Can you transcribe the data exactly? Leave the pictures out.

Data excerpts:

□ □ □ □ □

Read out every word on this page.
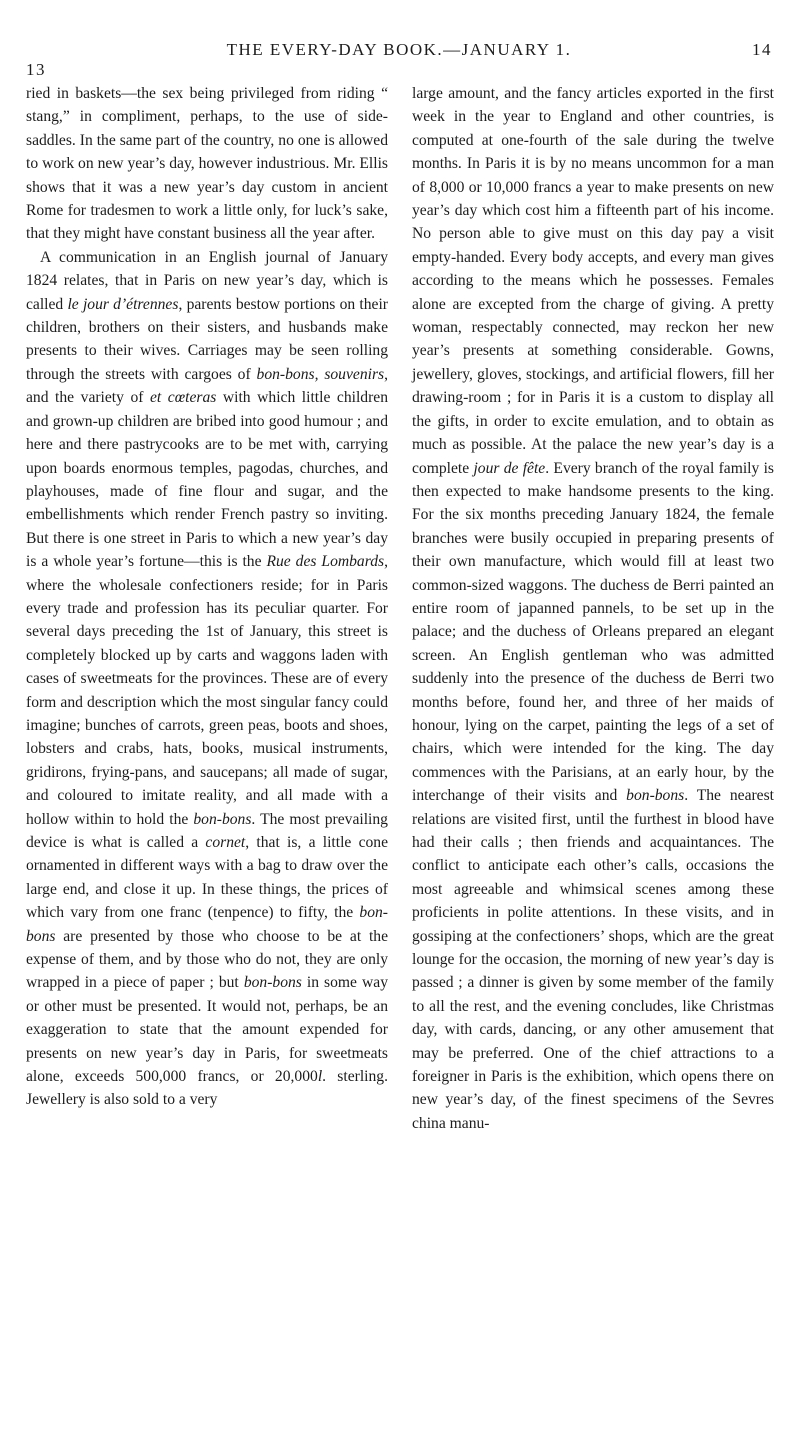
13
THE EVERY-DAY BOOK.—JANUARY 1.	14

ried in baskets—the sex being privileged from riding “ stang,” in compliment, perhaps, to the use of side-saddles. In the same part of the country, no one is allowed to work on new year’s day, however industrious. Mr. Ellis shows that it was a new year’s day custom in ancient Rome for tradesmen to work a little only, for luck’s sake, that they might have constant business all the year after.

A communication in an English journal of January 1824 relates, that in Paris on new year’s day, which is called le jour d’étrennes, parents bestow portions on their children, brothers on their sisters, and husbands make presents to their wives. Carriages may be seen rolling through the streets with cargoes of bon-bons, souvenirs, and the variety of et cœteras with which little children and grown-up children are bribed into good humour ; and here and there pastrycooks are to be met with, carrying upon boards enormous temples, pagodas, churches, and playhouses, made of fine flour and sugar, and the embellishments which render French pastry so inviting. But there is one street in Paris to which a new year’s day is a whole year’s fortune—this is the Rue des Lombards, where the wholesale confectioners reside; for in Paris every trade and profession has its peculiar quarter. For several days preceding the 1st of January, this street is completely blocked up by carts and waggons laden with cases of sweetmeats for the provinces. These are of every form and description which the most singular fancy could imagine; bunches of carrots, green peas, boots and shoes, lobsters and crabs, hats, books, musical instruments, gridirons, frying-pans, and saucepans; all made of sugar, and coloured to imitate reality, and all made with a hollow within to hold the bon-bons. The most prevailing device is what is called a cornet, that is, a little cone ornamented in different ways with a bag to draw over the large end, and close it up. In these things, the prices of which vary from one franc (tenpence) to fifty, the bon-bons are presented by those who choose to be at the expense of them, and by those who do not, they are only wrapped in a piece of paper ; but bon-bons in some way or other must be presented. It would not, perhaps, be an exaggeration to state that the amount expended for presents on new year’s day in Paris, for sweetmeats alone, exceeds 500,000 francs, or 20,000l. sterling. Jewellery is also sold to a very

large amount, and the fancy articles exported in the first week in the year to England and other countries, is computed at one-fourth of the sale during the twelve months. In Paris it is by no means uncommon for a man of 8,000 or 10,000 francs a year to make presents on new year’s day which cost him a fifteenth part of his income. No person able to give must on this day pay a visit empty-handed. Every body accepts, and every man gives according to the means which he possesses. Females alone are excepted from the charge of giving. A pretty woman, respectably connected, may reckon her new year’s presents at something considerable. Gowns, jewellery, gloves, stockings, and artificial flowers, fill her drawing-room ; for in Paris it is a custom to display all the gifts, in order to excite emulation, and to obtain as much as possible. At the palace the new year’s day is a complete jour de fête. Every branch of the royal family is then expected to make handsome presents to the king. For the six months preceding January 1824, the female branches were busily occupied in preparing presents of their own manufacture, which would fill at least two common-sized waggons. The duchess de Berri painted an entire room of japanned pannels, to be set up in the palace; and the duchess of Orleans prepared an elegant screen. An English gentleman who was admitted suddenly into the presence of the duchess de Berri two months before, found her, and three of her maids of honour, lying on the carpet, painting the legs of a set of chairs, which were intended for the king. The day commences with the Parisians, at an early hour, by the interchange of their visits and bon-bons. The nearest relations are visited first, until the furthest in blood have had their calls ; then friends and acquaintances. The conflict to anticipate each other’s calls, occasions the most agreeable and whimsical scenes among these proficients in polite attentions. In these visits, and in gossiping at the confectioners’ shops, which are the great lounge for the occasion, the morning of new year’s day is passed ; a dinner is given by some member of the family to all the rest, and the evening concludes, like Christmas day, with cards, dancing, or any other amusement that may be preferred. One of the chief attractions to a foreigner in Paris is the exhibition, which opens there on new year’s day, of the finest specimens of the Sevres china manu-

□ □ □ □ □

Worked answer:
Read out every word on this page.
13
THE EVERY-DAY BOOK.—JANUARY 1.	14

ried in baskets—the sex being privileged from riding “ stang,” in compliment, perhaps, to the use of side-saddles. In the same part of the country, no one is allowed to work on new year’s day, however industrious. Mr. Ellis shows that it was a new year’s day custom in ancient Rome for tradesmen to work a little only, for luck’s sake, that they might have constant business all the year after.

A communication in an English journal of January 1824 relates, that in Paris on new year’s day, which is called le jour d’étrennes, parents bestow portions on their children, brothers on their sisters, and husbands make presents to their wives. Carriages may be seen rolling through the streets with cargoes of bon-bons, souvenirs, and the variety of et cœteras with which little children and grown-up children are bribed into good humour ; and here and there pastrycooks are to be met with, carrying upon boards enormous temples, pagodas, churches, and playhouses, made of fine flour and sugar, and the embellishments which render French pastry so inviting. But there is one street in Paris to which a new year’s day is a whole year’s fortune—this is the Rue des Lombards, where the wholesale confectioners reside; for in Paris every trade and profession has its peculiar quarter. For several days preceding the 1st of January, this street is completely blocked up by carts and waggons laden with cases of sweetmeats for the provinces. These are of every form and description which the most singular fancy could imagine; bunches of carrots, green peas, boots and shoes, lobsters and crabs, hats, books, musical instruments, gridirons, frying-pans, and saucepans; all made of sugar, and coloured to imitate reality, and all made with a hollow within to hold the bon-bons. The most prevailing device is what is called a cornet, that is, a little cone ornamented in different ways with a bag to draw over the large end, and close it up. In these things, the prices of which vary from one franc (tenpence) to fifty, the bon-bons are presented by those who choose to be at the expense of them, and by those who do not, they are only wrapped in a piece of paper ; but bon-bons in some way or other must be presented. It would not, perhaps, be an exaggeration to state that the amount expended for presents on new year’s day in Paris, for sweetmeats alone, exceeds 500,000 francs, or 20,000l. sterling. Jewellery is also sold to a very

large amount, and the fancy articles exported in the first week in the year to England and other countries, is computed at one-fourth of the sale during the twelve months. In Paris it is by no means uncommon for a man of 8,000 or 10,000 francs a year to make presents on new year’s day which cost him a fifteenth part of his income. No person able to give must on this day pay a visit empty-handed. Every body accepts, and every man gives according to the means which he possesses. Females alone are excepted from the charge of giving. A pretty woman, respectably connected, may reckon her new year’s presents at something considerable. Gowns, jewellery, gloves, stockings, and artificial flowers, fill her drawing-room ; for in Paris it is a custom to display all the gifts, in order to excite emulation, and to obtain as much as possible. At the palace the new year’s day is a complete jour de fête. Every branch of the royal family is then expected to make handsome presents to the king. For the six months preceding January 1824, the female branches were busily occupied in preparing presents of their own manufacture, which would fill at least two common-sized waggons. The duchess de Berri painted an entire room of japanned pannels, to be set up in the palace; and the duchess of Orleans prepared an elegant screen. An English gentleman who was admitted suddenly into the presence of the duchess de Berri two months before, found her, and three of her maids of honour, lying on the carpet, painting the legs of a set of chairs, which were intended for the king. The day commences with the Parisians, at an early hour, by the interchange of their visits and bon-bons. The nearest relations are visited first, until the furthest in blood have had their calls ; then friends and acquaintances. The conflict to anticipate each other’s calls, occasions the most agreeable and whimsical scenes among these proficients in polite attentions. In these visits, and in gossiping at the confectioners’ shops, which are the great lounge for the occasion, the morning of new year’s day is passed ; a dinner is given by some member of the family to all the rest, and the evening concludes, like Christmas day, with cards, dancing, or any other amusement that may be preferred. One of the chief attractions to a foreigner in Paris is the exhibition, which opens there on new year’s day, of the finest specimens of the Sevres china manu-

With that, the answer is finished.